Exercise objective> Tally the lines below that contain the word "link", and give only that number.

Dataset entries:
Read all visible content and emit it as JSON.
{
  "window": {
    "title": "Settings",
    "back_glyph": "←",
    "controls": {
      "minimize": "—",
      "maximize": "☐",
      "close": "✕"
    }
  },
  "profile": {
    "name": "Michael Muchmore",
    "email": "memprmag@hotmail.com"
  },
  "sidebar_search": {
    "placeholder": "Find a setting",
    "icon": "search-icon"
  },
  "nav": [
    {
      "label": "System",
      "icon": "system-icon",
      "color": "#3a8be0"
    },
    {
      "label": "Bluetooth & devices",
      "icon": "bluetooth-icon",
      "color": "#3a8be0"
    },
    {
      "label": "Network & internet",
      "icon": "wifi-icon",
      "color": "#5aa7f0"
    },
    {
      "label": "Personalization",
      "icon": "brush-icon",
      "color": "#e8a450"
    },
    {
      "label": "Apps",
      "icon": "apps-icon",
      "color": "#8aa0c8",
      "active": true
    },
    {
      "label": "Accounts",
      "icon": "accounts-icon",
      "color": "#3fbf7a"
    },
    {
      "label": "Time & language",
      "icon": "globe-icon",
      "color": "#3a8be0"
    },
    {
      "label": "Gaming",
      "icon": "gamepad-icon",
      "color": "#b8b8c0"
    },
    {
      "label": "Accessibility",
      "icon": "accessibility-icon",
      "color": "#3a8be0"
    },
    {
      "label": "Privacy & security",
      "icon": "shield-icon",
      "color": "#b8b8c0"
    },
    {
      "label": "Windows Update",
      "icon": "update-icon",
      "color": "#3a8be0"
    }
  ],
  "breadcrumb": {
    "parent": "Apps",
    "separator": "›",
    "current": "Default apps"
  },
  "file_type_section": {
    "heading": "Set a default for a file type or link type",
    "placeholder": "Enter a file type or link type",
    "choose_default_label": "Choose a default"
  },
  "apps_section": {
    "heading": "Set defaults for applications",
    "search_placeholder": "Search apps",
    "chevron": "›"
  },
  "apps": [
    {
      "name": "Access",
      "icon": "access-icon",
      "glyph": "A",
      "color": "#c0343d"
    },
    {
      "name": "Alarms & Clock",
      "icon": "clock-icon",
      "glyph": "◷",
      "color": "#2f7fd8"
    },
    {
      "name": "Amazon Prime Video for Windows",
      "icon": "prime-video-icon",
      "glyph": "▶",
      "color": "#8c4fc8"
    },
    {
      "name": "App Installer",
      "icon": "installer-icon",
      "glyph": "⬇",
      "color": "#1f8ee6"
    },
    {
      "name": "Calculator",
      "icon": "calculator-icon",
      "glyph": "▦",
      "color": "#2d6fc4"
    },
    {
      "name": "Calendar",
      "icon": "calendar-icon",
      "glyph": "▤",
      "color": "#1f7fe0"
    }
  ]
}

Task answer> 2